Selected text:
⁂

Wedge and block initial momentum

[gracy]

Homework Statement

:block slides on smooth triangular wedge kept on smooth floor.Find velocity of wedge when block reaches bottom.
(image is attached)

Homework Equations

:Let the velocity of the triangular wedge be V.And v be the velocity of block m.
[/B]
applying conservation of linear momentum in the horizontal direction we get

MV +m(v cos theta -V)=0
And because of conservation of energy
1/2 MV^2+1/2 m[(v cos theta - V)^2 +v sin theta]^2
The answer comes out to be

The Attempt at a Solution

:I understood all these except conservation of linear momentum part.

MV +m(v cos theta -V)=0
here
MV +m(v cos theta -V) is final momentum
and 0 is taken as initial momentum.

⁂

Data excerpt:
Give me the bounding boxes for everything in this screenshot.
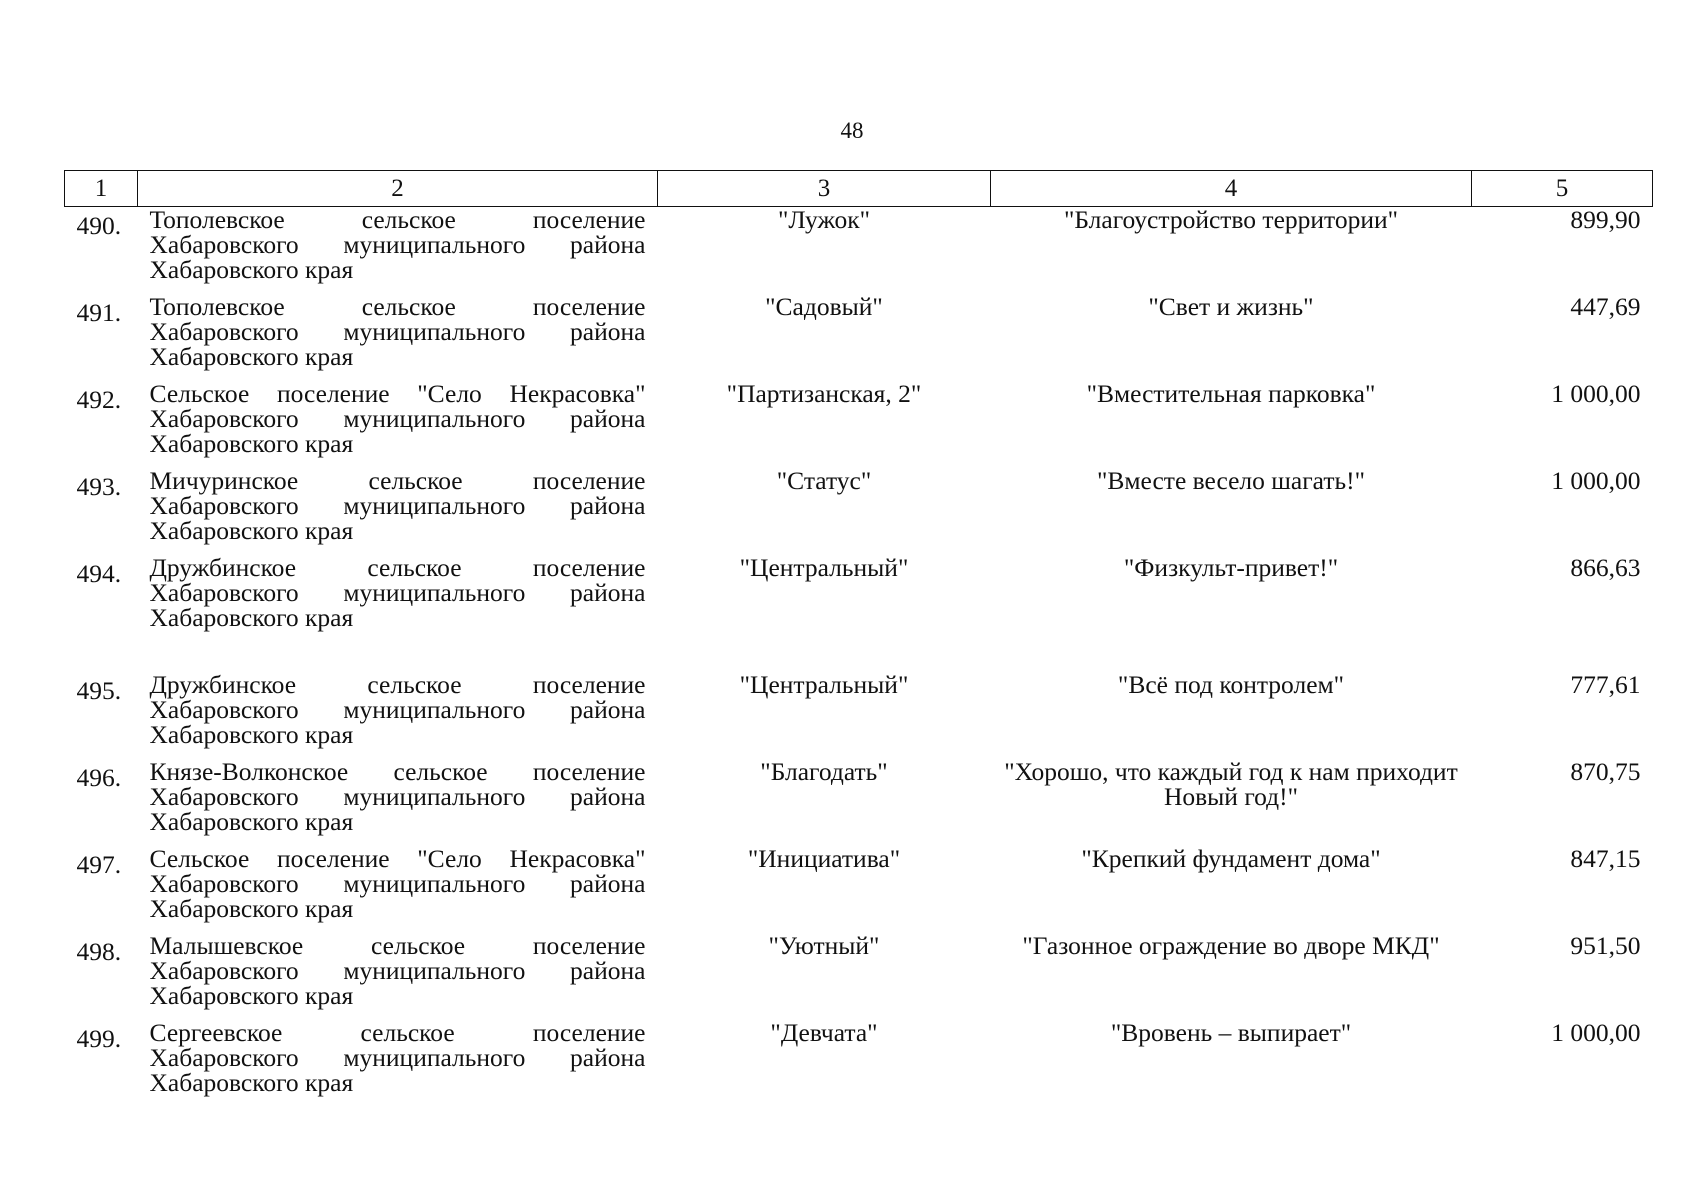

⁂

Required work:
a) In the wedge and block thread, which part of the solution does the poster say they did not understand?
b) In the wedge and block thread, give the passage starting at "The Attempt at" and ending at "as initial momentum." again, updated so that "final" becomes "total".

Solutions to the exercise:
a) The conservation of linear momentum part.

b)
The Attempt at a Solution

:I understood all these except conservation of linear momentum part.

MV +m(v cos theta -V)=0
here
MV +m(v cos theta -V) is total momentum
and 0 is taken as initial momentum.